Input for this task start

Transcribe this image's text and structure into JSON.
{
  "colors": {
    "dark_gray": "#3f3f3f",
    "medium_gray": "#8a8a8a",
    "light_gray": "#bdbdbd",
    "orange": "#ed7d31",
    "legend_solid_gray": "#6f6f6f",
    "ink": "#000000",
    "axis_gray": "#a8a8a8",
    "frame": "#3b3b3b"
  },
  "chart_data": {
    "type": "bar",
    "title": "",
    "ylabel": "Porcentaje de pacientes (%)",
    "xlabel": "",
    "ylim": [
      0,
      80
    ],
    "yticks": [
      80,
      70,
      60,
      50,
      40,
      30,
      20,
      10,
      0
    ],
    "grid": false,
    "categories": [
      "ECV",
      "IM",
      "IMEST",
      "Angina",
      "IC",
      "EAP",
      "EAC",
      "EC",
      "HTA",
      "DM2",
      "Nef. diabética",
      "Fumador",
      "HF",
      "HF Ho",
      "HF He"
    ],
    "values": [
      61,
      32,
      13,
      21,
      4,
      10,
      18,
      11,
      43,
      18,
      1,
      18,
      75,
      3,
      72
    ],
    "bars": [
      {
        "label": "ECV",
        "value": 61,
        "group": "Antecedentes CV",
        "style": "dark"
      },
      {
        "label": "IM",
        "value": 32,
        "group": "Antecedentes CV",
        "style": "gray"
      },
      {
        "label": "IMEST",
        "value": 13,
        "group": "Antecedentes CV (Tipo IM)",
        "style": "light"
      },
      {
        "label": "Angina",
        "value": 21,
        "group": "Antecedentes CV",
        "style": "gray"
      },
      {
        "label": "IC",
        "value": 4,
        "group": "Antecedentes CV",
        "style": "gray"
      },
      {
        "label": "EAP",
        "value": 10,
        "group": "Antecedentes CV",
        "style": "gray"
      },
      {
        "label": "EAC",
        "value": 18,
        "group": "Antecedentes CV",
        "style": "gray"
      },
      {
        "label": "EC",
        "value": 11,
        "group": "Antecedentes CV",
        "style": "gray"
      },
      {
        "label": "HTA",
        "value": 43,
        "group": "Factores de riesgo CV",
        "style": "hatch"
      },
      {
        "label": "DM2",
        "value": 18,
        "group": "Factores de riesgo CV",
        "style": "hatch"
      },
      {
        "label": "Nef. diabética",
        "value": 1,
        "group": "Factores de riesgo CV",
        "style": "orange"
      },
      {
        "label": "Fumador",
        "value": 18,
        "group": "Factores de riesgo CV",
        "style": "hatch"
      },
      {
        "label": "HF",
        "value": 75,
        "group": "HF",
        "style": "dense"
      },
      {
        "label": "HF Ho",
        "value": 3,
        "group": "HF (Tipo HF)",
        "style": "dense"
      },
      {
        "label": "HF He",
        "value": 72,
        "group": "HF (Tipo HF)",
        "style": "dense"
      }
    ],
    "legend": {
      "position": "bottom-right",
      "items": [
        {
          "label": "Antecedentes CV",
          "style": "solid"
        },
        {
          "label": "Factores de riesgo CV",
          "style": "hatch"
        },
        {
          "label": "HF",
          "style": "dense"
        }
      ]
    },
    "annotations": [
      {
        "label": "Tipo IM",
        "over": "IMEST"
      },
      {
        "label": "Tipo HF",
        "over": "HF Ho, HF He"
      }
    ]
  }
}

Input for this task end

Print the whole listing exactly as it is.

The solution:
Transcribe this image's text and structure into JSON.
{
  "colors": {
    "dark_gray": "#3f3f3f",
    "medium_gray": "#8a8a8a",
    "light_gray": "#bdbdbd",
    "orange": "#ed7d31",
    "legend_solid_gray": "#6f6f6f",
    "ink": "#000000",
    "axis_gray": "#a8a8a8",
    "frame": "#3b3b3b"
  },
  "chart_data": {
    "type": "bar",
    "title": "",
    "ylabel": "Porcentaje de pacientes (%)",
    "xlabel": "",
    "ylim": [
      0,
      80
    ],
    "yticks": [
      80,
      70,
      60,
      50,
      40,
      30,
      20,
      10,
      0
    ],
    "grid": false,
    "categories": [
      "ECV",
      "IM",
      "IMEST",
      "Angina",
      "IC",
      "EAP",
      "EAC",
      "EC",
      "HTA",
      "DM2",
      "Nef. diabética",
      "Fumador",
      "HF",
      "HF Ho",
      "HF He"
    ],
    "values": [
      61,
      32,
      13,
      21,
      4,
      10,
      18,
      11,
      43,
      18,
      1,
      18,
      75,
      3,
      72
    ],
    "bars": [
      {
        "label": "ECV",
        "value": 61,
        "group": "Antecedentes CV",
        "style": "dark"
      },
      {
        "label": "IM",
        "value": 32,
        "group": "Antecedentes CV",
        "style": "gray"
      },
      {
        "label": "IMEST",
        "value": 13,
        "group": "Antecedentes CV (Tipo IM)",
        "style": "light"
      },
      {
        "label": "Angina",
        "value": 21,
        "group": "Antecedentes CV",
        "style": "gray"
      },
      {
        "label": "IC",
        "value": 4,
        "group": "Antecedentes CV",
        "style": "gray"
      },
      {
        "label": "EAP",
        "value": 10,
        "group": "Antecedentes CV",
        "style": "gray"
      },
      {
        "label": "EAC",
        "value": 18,
        "group": "Antecedentes CV",
        "style": "gray"
      },
      {
        "label": "EC",
        "value": 11,
        "group": "Antecedentes CV",
        "style": "gray"
      },
      {
        "label": "HTA",
        "value": 43,
        "group": "Factores de riesgo CV",
        "style": "hatch"
      },
      {
        "label": "DM2",
        "value": 18,
        "group": "Factores de riesgo CV",
        "style": "hatch"
      },
      {
        "label": "Nef. diabética",
        "value": 1,
        "group": "Factores de riesgo CV",
        "style": "orange"
      },
      {
        "label": "Fumador",
        "value": 18,
        "group": "Factores de riesgo CV",
        "style": "hatch"
      },
      {
        "label": "HF",
        "value": 75,
        "group": "HF",
        "style": "dense"
      },
      {
        "label": "HF Ho",
        "value": 3,
        "group": "HF (Tipo HF)",
        "style": "dense"
      },
      {
        "label": "HF He",
        "value": 72,
        "group": "HF (Tipo HF)",
        "style": "dense"
      }
    ],
    "legend": {
      "position": "bottom-right",
      "items": [
        {
          "label": "Antecedentes CV",
          "style": "solid"
        },
        {
          "label": "Factores de riesgo CV",
          "style": "hatch"
        },
        {
          "label": "HF",
          "style": "dense"
        }
      ]
    },
    "annotations": [
      {
        "label": "Tipo IM",
        "over": "IMEST"
      },
      {
        "label": "Tipo HF",
        "over": "HF Ho, HF He"
      }
    ]
  }
}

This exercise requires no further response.